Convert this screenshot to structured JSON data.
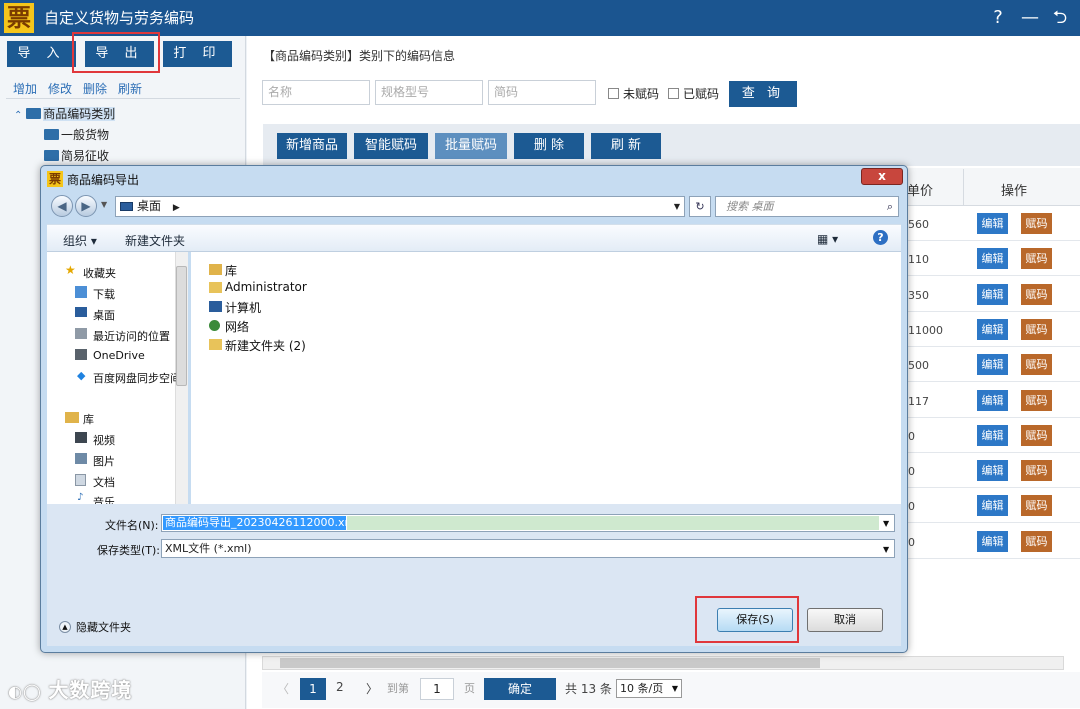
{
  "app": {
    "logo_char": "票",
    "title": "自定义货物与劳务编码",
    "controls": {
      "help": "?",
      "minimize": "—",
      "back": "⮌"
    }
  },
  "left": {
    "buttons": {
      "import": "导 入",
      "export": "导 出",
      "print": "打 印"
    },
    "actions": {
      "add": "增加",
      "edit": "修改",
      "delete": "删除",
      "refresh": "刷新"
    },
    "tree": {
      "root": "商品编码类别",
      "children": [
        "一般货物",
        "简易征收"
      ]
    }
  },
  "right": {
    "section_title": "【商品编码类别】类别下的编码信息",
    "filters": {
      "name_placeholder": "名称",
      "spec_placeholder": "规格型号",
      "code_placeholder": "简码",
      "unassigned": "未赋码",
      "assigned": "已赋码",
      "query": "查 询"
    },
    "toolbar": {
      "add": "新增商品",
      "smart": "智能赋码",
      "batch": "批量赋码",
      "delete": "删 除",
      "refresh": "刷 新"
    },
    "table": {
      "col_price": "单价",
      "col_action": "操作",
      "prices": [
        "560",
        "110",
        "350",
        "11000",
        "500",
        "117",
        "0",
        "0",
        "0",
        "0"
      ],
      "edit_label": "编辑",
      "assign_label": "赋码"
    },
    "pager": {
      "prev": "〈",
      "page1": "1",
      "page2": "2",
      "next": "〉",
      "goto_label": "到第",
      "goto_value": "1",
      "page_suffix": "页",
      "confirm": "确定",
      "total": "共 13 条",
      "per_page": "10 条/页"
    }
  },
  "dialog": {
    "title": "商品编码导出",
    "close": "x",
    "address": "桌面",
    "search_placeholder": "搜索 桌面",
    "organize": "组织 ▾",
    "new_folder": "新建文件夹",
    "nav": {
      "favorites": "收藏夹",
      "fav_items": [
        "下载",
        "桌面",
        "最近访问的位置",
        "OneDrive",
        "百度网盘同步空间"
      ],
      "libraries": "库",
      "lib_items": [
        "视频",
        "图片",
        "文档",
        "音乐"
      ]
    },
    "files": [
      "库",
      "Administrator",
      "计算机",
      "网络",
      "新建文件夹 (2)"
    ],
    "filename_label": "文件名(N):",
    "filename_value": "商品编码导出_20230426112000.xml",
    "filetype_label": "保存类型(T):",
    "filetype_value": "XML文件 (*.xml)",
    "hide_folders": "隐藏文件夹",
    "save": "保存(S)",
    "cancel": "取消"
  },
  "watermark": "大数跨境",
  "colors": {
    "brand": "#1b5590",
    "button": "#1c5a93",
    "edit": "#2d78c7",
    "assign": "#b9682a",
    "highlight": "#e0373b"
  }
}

______

## WRITTEN EXERCISE
Take the records above and transcribe them exactly, dropping every picture.

## WORKED ANSWER
Convert this screenshot to structured JSON data.
{
  "app": {
    "logo_char": "票",
    "title": "自定义货物与劳务编码",
    "controls": {
      "help": "?",
      "minimize": "—",
      "back": "⮌"
    }
  },
  "left": {
    "buttons": {
      "import": "导 入",
      "export": "导 出",
      "print": "打 印"
    },
    "actions": {
      "add": "增加",
      "edit": "修改",
      "delete": "删除",
      "refresh": "刷新"
    },
    "tree": {
      "root": "商品编码类别",
      "children": [
        "一般货物",
        "简易征收"
      ]
    }
  },
  "right": {
    "section_title": "【商品编码类别】类别下的编码信息",
    "filters": {
      "name_placeholder": "名称",
      "spec_placeholder": "规格型号",
      "code_placeholder": "简码",
      "unassigned": "未赋码",
      "assigned": "已赋码",
      "query": "查 询"
    },
    "toolbar": {
      "add": "新增商品",
      "smart": "智能赋码",
      "batch": "批量赋码",
      "delete": "删 除",
      "refresh": "刷 新"
    },
    "table": {
      "col_price": "单价",
      "col_action": "操作",
      "prices": [
        "560",
        "110",
        "350",
        "11000",
        "500",
        "117",
        "0",
        "0",
        "0",
        "0"
      ],
      "edit_label": "编辑",
      "assign_label": "赋码"
    },
    "pager": {
      "prev": "〈",
      "page1": "1",
      "page2": "2",
      "next": "〉",
      "goto_label": "到第",
      "goto_value": "1",
      "page_suffix": "页",
      "confirm": "确定",
      "total": "共 13 条",
      "per_page": "10 条/页"
    }
  },
  "dialog": {
    "title": "商品编码导出",
    "close": "x",
    "address": "桌面",
    "search_placeholder": "搜索 桌面",
    "organize": "组织 ▾",
    "new_folder": "新建文件夹",
    "nav": {
      "favorites": "收藏夹",
      "fav_items": [
        "下载",
        "桌面",
        "最近访问的位置",
        "OneDrive",
        "百度网盘同步空间"
      ],
      "libraries": "库",
      "lib_items": [
        "视频",
        "图片",
        "文档",
        "音乐"
      ]
    },
    "files": [
      "库",
      "Administrator",
      "计算机",
      "网络",
      "新建文件夹 (2)"
    ],
    "filename_label": "文件名(N):",
    "filename_value": "商品编码导出_20230426112000.xml",
    "filetype_label": "保存类型(T):",
    "filetype_value": "XML文件 (*.xml)",
    "hide_folders": "隐藏文件夹",
    "save": "保存(S)",
    "cancel": "取消"
  },
  "watermark": "大数跨境",
  "colors": {
    "brand": "#1b5590",
    "button": "#1c5a93",
    "edit": "#2d78c7",
    "assign": "#b9682a",
    "highlight": "#e0373b"
  }
}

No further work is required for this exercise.